Exercise inputs >>
* * * *

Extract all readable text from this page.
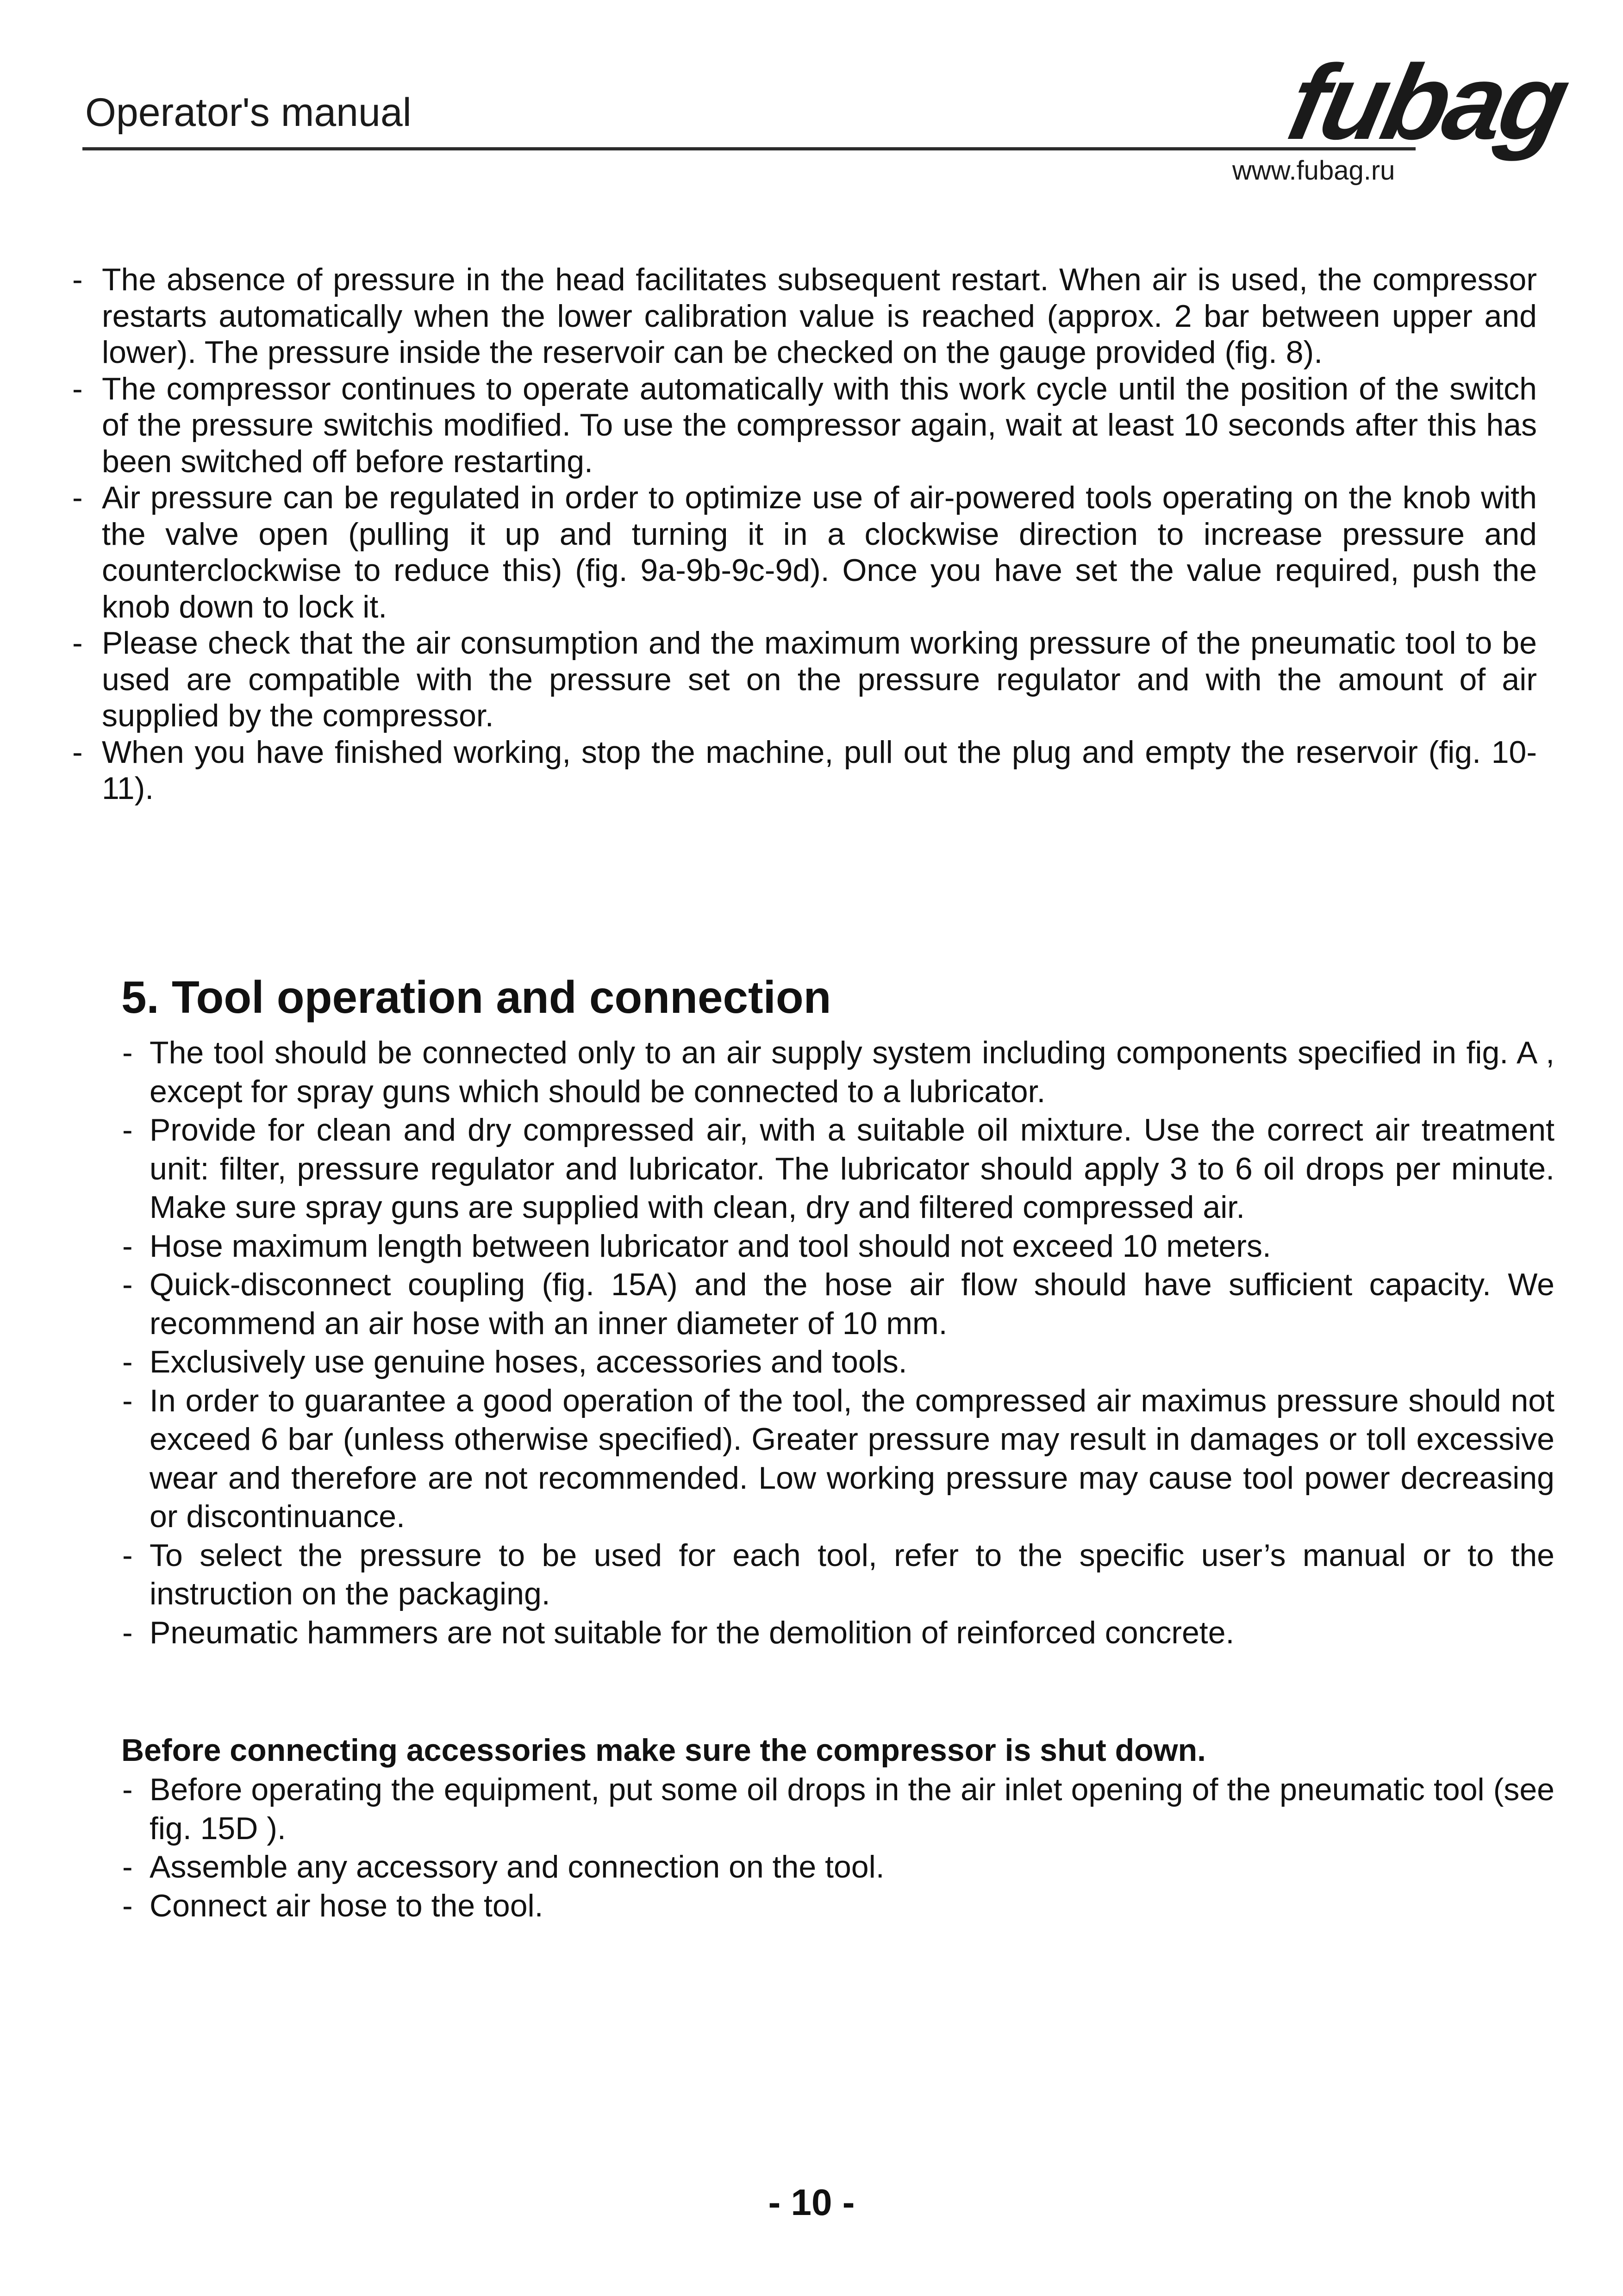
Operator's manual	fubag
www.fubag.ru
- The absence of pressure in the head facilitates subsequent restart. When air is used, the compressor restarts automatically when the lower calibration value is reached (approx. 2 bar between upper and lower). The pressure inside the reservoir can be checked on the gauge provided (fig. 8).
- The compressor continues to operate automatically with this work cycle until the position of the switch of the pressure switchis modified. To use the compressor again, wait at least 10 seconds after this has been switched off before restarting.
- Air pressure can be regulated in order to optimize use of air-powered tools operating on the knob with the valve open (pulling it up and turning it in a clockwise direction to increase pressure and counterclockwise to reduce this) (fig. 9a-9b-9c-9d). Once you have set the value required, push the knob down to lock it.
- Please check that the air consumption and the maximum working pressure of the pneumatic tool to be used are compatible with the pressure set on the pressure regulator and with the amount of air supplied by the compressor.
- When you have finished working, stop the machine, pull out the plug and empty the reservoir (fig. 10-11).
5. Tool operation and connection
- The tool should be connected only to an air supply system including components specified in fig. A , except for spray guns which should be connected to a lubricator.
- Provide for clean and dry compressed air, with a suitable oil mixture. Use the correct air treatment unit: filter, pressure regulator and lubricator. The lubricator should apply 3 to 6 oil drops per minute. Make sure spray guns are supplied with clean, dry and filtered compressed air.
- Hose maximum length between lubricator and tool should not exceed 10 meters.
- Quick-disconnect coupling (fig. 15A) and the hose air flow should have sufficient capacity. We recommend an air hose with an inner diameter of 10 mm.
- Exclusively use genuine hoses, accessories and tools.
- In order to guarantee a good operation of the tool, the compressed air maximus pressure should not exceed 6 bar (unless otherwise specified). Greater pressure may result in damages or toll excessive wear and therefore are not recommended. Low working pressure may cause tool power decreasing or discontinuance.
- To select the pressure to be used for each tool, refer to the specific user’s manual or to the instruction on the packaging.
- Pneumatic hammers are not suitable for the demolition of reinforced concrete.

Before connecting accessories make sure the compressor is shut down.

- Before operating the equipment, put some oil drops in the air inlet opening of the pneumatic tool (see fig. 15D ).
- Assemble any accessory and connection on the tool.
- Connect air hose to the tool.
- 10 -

* * * *

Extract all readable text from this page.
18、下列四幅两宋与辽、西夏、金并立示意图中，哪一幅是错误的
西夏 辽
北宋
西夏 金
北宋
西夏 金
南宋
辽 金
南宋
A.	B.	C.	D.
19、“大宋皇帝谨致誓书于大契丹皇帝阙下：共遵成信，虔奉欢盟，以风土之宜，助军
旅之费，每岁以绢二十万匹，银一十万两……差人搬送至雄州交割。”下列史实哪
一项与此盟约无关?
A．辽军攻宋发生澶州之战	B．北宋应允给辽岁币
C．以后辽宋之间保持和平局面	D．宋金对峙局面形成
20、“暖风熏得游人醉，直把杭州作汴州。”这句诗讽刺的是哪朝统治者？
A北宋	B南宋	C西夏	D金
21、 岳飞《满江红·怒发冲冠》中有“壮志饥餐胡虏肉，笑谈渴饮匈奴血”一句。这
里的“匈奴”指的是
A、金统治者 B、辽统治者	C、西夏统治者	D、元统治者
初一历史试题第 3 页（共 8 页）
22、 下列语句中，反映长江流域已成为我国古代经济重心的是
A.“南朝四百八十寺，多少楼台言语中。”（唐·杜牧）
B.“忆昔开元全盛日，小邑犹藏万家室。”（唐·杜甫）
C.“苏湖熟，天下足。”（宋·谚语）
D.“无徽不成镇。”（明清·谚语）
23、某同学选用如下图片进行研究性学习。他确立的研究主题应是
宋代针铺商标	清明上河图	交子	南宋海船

* * * *

What the exercise asks >> Pick out the lines above containing the word "this", then copy them.

Result >>
Extract all readable text from this page.
- The compressor continues to operate automatically with this work cycle until the position of the switch of the pressure switchis modified. To use the compressor again, wait at least 10 seconds after this has been switched off before restarting.
- Air pressure can be regulated in order to optimize use of air-powered tools operating on the knob with the valve open (pulling it up and turning it in a clockwise direction to increase pressure and counterclockwise to reduce this) (fig. 9a-9b-9c-9d). Once you have set the value required, push the knob down to lock it.
Extract all readable text from this page.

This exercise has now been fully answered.